◆ Exercise
Collect from the data below each line with "this".
:: Information shown
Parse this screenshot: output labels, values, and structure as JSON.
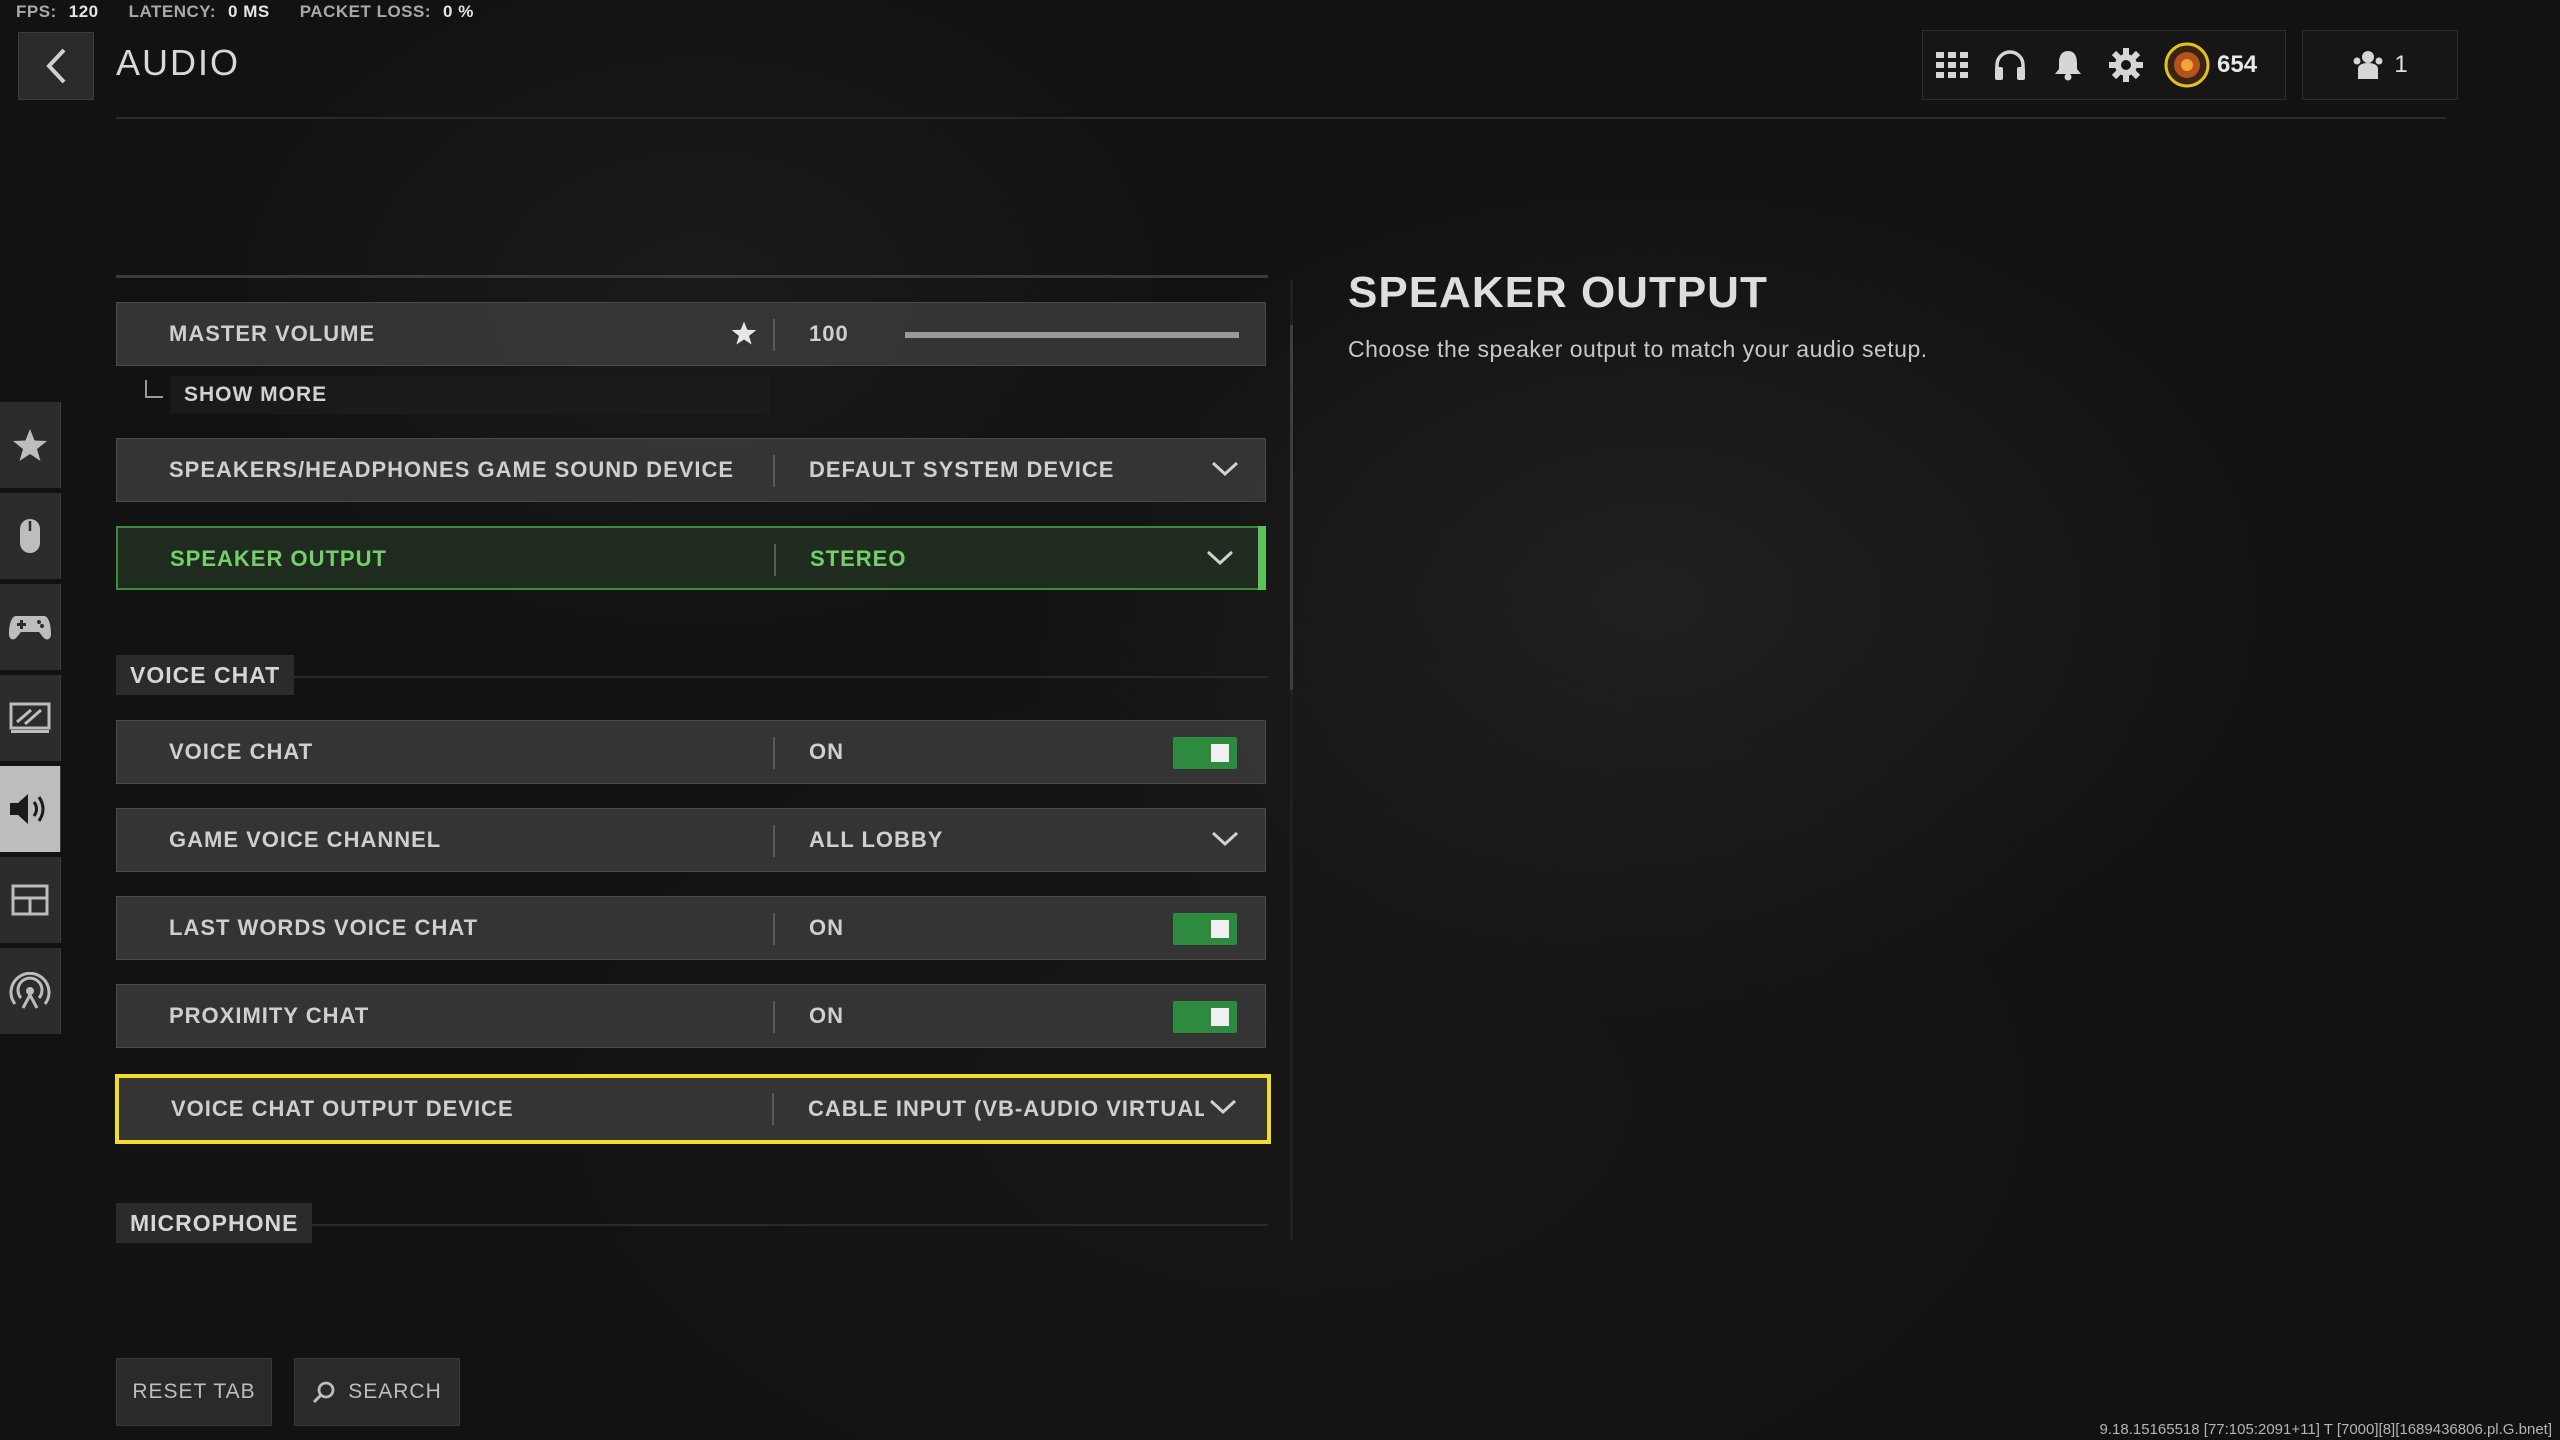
{
  "perf": {
    "fps_label": "FPS:",
    "fps_value": "120",
    "latency_label": "LATENCY:",
    "latency_value": "0 MS",
    "packet_label": "PACKET LOSS:",
    "packet_value": "0 %"
  },
  "header": {
    "title": "AUDIO",
    "cp_value": "654",
    "party_count": "1"
  },
  "rail": {
    "tabs": [
      "star-icon",
      "mouse-icon",
      "controller-icon",
      "display-icon",
      "speaker-icon",
      "interface-icon",
      "network-icon"
    ],
    "active": "speaker-icon"
  },
  "settings": {
    "master_volume": {
      "label": "MASTER VOLUME",
      "value": "100",
      "level": 1.0
    },
    "show_more": "SHOW MORE",
    "sound_device": {
      "label": "SPEAKERS/HEADPHONES GAME SOUND DEVICE",
      "value": "DEFAULT SYSTEM DEVICE"
    },
    "speaker_output": {
      "label": "SPEAKER OUTPUT",
      "value": "STEREO"
    },
    "voice_chat_section": "VOICE CHAT",
    "voice_chat": {
      "label": "VOICE CHAT",
      "value": "ON"
    },
    "game_voice_channel": {
      "label": "GAME VOICE CHANNEL",
      "value": "ALL LOBBY"
    },
    "last_words": {
      "label": "LAST WORDS VOICE CHAT",
      "value": "ON"
    },
    "proximity_chat": {
      "label": "PROXIMITY CHAT",
      "value": "ON"
    },
    "vc_output_device": {
      "label": "VOICE CHAT OUTPUT DEVICE",
      "value": "CABLE INPUT (VB-AUDIO VIRTUAL CABI"
    },
    "microphone_section": "MICROPHONE"
  },
  "detail": {
    "title": "SPEAKER OUTPUT",
    "description": "Choose the speaker output to match your audio setup."
  },
  "buttons": {
    "reset_tab": "RESET TAB",
    "search": "SEARCH"
  },
  "build_info": "9.18.15165518 [77:105:2091+11] T [7000][8][1689436806.pl.G.bnet]",
  "colors": {
    "accent_green": "#5bc35a",
    "toggle_green": "#2e8a3e",
    "focus_yellow": "#f0de2a"
  }
}
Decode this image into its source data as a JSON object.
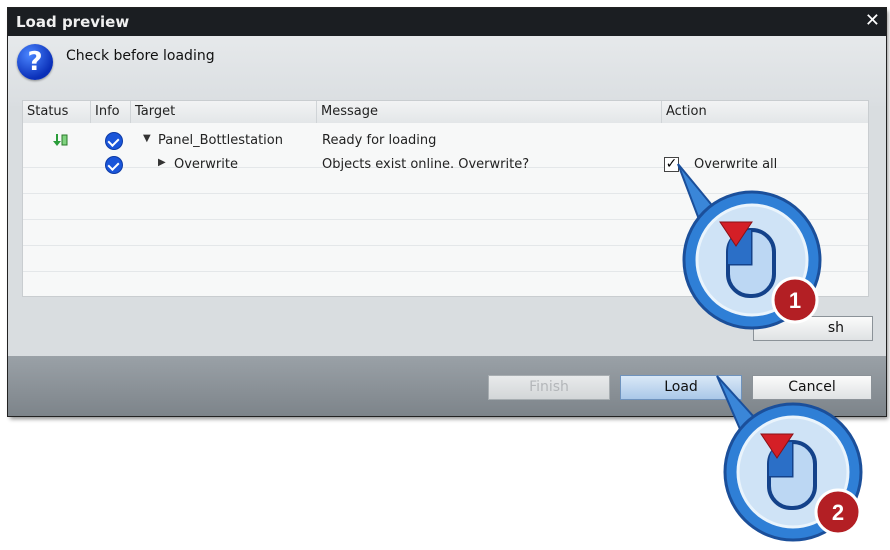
{
  "dialog": {
    "title": "Load preview",
    "close_label": "✕",
    "header_text": "Check before loading"
  },
  "table": {
    "columns": [
      "Status",
      "Info",
      "Target",
      "Message",
      "Action"
    ],
    "rows": [
      {
        "target": "Panel_Bottlestation",
        "message": "Ready for loading",
        "action": ""
      },
      {
        "target": "Overwrite",
        "message": "Objects exist online. Overwrite?",
        "action": "Overwrite all",
        "action_checked": true
      }
    ]
  },
  "buttons": {
    "refresh_partial": "sh",
    "finish": "Finish",
    "load": "Load",
    "cancel": "Cancel"
  },
  "callouts": [
    {
      "number": "1"
    },
    {
      "number": "2"
    }
  ],
  "icons": [
    "question-icon",
    "status-download-icon",
    "info-check-icon",
    "expand-triangle-icon",
    "collapse-triangle-icon",
    "mouse-click-icon"
  ],
  "colors": {
    "titlebar": "#1b1e22",
    "callout_blue": "#2f7fd6",
    "callout_badge": "#b31f24"
  }
}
::::
◆ Full answer
Parse this screenshot: output labels, values, and structure as JSON.
Decode this image into its source data as a JSON object.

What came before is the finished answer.